>> Begin Entries provided

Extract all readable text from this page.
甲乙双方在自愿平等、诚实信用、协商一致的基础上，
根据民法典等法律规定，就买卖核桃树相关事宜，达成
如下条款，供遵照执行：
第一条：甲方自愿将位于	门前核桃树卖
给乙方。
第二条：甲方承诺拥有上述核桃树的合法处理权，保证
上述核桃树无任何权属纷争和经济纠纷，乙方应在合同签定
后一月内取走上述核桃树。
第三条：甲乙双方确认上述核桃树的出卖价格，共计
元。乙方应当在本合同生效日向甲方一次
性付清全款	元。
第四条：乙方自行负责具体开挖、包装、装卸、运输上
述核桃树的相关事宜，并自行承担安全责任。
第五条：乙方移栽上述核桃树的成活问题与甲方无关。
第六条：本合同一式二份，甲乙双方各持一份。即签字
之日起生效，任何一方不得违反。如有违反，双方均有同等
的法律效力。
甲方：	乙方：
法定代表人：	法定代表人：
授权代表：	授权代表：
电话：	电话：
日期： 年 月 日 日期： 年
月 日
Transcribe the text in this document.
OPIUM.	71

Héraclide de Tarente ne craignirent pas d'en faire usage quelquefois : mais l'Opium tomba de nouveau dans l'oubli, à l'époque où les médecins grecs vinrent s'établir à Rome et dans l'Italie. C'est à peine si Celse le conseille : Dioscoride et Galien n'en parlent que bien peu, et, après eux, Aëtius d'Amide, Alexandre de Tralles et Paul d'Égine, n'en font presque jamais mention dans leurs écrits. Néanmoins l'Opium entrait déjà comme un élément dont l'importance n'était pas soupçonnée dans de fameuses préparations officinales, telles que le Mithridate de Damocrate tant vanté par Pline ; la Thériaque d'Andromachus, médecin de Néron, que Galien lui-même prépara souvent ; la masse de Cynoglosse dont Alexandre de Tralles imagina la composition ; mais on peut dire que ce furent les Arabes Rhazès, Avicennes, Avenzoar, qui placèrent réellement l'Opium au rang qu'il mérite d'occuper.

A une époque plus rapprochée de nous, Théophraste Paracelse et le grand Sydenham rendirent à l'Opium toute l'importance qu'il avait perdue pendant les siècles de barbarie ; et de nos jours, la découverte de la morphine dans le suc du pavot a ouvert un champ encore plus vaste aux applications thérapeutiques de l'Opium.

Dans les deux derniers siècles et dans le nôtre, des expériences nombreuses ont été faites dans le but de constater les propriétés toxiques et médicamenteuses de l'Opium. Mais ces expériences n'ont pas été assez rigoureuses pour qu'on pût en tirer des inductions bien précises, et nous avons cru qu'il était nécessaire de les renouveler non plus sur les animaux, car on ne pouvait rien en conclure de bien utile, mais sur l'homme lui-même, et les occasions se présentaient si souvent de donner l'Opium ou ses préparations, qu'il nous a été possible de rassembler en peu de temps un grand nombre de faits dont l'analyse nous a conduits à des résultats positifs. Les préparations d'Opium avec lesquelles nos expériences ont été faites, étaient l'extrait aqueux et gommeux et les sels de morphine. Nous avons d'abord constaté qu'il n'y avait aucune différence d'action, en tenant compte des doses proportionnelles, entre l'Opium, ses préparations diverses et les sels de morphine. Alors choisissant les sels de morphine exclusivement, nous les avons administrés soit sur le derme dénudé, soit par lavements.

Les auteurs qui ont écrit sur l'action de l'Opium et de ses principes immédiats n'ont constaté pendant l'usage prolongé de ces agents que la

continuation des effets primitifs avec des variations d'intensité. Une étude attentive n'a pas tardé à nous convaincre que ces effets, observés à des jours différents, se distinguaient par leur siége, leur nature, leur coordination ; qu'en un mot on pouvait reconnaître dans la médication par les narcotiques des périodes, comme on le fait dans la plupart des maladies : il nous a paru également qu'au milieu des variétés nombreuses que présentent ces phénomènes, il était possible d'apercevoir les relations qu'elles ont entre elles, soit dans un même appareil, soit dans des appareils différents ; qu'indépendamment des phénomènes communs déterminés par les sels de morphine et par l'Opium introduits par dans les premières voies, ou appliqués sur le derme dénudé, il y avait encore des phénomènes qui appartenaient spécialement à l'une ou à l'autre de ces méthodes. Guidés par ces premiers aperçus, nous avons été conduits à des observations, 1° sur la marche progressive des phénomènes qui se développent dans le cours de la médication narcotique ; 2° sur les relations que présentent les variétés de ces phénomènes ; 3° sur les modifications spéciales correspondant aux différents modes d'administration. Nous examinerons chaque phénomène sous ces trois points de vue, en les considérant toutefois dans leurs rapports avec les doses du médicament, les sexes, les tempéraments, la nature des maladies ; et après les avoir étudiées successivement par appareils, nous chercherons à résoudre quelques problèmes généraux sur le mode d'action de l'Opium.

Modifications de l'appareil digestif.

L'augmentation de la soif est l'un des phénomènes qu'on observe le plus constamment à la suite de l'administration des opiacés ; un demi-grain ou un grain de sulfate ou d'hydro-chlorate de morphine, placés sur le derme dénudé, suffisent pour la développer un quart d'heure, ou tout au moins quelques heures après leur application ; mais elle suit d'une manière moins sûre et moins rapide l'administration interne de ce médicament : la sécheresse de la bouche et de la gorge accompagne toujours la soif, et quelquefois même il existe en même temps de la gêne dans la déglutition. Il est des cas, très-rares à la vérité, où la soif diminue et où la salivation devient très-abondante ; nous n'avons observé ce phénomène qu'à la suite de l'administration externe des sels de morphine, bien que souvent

>> End Entries provided

What is asked:
Every line holding "this" should be copied out.

Result of the exercise:
Extract all readable text from this page.
Transcribe the text in this document.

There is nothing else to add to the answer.